(課題について): ハフ変換の抜粋のうち、「r_step = np.sqrt(edge_image.shape[0]」から「180), 50, (5, 5))」までの範囲を、「theta_step」を「angle_step」に置き換えて書き出す。

(本文抜粋):
____________________

ハフ変換による直線検出を1つの関数にまとめると次のようになります。
def detect_hough_lines(edge_image, vote_size, threshold, local_maximum_size):
votes = np.zeros(vote_size, dtype=int)
r_step = np.sqrt(edge_image.shape[0] ** 2 + edge_image.shape[1] ** 2) / vote_size[0]
theta_step = np.pi / vote_size[1]
edges = np.where(edge_image)
for edge in list(zip(edges[1], edges[0])):
for i in range(vote_size[1]):
angle = i * theta_step
r = edge[0] * np.cos(angle) + edge[1] * np.sin(angle)
votes[int(r / r_step)][i] += 1
lines = np.where(is_local_maximum(votes) & (votes >= threshold))
return list(zip(lines[0] * r_step, lines[1] * theta_step))
r_max = np.sqrt(edge_image.shape[0] ** 2 + edge_image.shape[1] ** 2)
hough_lines = detect_hough_lines(edge_image == 1.0, (int(r_max), 180), 50, (5, 5))
hough_line_image = draw_hough_lines(original_image, hough_lines, np.array([1.0, 0.0, 1.0]), 2.0)
plt.imshow(hough_line_image)
実装したコードはGoogle Colaboratoryに置いてあります。

____________________

(データ抜粋):
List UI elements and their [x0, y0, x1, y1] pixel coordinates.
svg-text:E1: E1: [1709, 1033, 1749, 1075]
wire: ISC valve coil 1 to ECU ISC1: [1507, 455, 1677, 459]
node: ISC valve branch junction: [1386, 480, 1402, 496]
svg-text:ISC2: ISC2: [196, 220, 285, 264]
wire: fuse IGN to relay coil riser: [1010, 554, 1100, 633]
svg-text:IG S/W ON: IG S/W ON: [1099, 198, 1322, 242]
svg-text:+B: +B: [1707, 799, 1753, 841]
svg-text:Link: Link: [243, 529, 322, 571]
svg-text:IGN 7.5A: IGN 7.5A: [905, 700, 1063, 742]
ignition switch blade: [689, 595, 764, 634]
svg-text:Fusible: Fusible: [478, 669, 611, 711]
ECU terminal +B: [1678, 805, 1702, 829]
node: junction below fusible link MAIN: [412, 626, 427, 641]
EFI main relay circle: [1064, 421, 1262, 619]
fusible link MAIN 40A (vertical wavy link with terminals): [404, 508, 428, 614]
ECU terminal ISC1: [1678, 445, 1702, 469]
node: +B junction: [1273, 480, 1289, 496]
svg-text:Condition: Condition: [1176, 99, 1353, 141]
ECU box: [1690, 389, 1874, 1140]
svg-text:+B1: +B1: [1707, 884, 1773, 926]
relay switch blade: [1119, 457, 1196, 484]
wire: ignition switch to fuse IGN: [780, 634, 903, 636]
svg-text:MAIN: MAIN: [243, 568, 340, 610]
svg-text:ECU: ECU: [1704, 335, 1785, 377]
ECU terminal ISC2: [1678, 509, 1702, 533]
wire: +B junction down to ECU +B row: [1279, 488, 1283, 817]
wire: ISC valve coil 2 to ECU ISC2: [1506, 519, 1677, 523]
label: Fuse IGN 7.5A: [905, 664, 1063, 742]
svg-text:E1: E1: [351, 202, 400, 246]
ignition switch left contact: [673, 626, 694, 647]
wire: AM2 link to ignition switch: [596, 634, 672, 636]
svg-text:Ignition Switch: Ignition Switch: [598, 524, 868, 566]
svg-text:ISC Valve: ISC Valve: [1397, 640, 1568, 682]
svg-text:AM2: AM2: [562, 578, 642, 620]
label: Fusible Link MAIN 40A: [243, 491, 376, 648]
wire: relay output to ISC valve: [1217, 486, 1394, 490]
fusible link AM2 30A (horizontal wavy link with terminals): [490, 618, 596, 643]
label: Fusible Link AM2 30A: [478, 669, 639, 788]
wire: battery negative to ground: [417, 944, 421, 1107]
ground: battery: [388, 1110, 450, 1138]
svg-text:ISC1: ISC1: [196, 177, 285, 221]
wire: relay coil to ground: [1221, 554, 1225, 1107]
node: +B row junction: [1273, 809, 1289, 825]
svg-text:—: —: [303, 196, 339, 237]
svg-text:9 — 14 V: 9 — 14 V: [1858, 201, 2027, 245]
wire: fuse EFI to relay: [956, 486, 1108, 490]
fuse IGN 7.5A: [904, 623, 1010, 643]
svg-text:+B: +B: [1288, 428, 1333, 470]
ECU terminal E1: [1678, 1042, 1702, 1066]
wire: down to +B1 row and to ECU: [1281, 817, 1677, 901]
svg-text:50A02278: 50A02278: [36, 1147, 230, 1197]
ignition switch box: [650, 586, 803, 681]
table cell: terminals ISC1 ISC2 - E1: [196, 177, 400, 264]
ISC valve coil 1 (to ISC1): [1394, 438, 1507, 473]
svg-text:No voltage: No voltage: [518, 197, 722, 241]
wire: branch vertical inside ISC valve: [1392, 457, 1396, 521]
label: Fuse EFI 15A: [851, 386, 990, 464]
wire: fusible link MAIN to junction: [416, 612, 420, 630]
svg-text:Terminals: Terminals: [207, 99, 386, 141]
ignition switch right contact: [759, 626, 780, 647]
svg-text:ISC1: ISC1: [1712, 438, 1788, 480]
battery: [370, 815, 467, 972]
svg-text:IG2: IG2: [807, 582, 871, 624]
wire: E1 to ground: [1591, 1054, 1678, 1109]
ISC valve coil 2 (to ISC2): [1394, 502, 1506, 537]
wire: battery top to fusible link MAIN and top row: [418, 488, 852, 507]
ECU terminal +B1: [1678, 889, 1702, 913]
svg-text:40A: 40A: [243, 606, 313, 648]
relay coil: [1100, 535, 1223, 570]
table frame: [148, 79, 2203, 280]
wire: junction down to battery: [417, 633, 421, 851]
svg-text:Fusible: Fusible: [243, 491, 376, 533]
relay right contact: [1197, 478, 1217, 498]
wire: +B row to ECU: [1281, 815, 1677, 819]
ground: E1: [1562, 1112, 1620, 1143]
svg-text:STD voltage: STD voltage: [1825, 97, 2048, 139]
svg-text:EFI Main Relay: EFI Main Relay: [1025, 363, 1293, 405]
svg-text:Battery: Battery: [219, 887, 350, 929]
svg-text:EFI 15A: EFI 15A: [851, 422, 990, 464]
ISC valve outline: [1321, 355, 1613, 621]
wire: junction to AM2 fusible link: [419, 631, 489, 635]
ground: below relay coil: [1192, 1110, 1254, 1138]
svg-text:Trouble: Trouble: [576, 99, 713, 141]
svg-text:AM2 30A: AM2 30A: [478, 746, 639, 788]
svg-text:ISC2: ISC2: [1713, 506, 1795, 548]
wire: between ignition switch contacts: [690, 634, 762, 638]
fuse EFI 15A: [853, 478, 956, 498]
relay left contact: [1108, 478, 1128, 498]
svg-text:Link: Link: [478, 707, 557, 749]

____________________

(解答):
r_step = np.sqrt(edge_image.shape[0] ** 2 + edge_image.shape[1] ** 2) / vote_size[0]
angle_step = np.pi / vote_size[1]
edges = np.where(edge_image)
for edge in list(zip(edges[1], edges[0])):
for i in range(vote_size[1]):
angle = i * angle_step
r = edge[0] * np.cos(angle) + edge[1] * np.sin(angle)
votes[int(r / r_step)][i] += 1
lines = np.where(is_local_maximum(votes) & (votes >= threshold))
return list(zip(lines[0] * r_step, lines[1] * angle_step))
r_max = np.sqrt(edge_image.shape[0] ** 2 + edge_image.shape[1] ** 2)
hough_lines = detect_hough_lines(edge_image == 1.0, (int(r_max), 180), 50, (5, 5))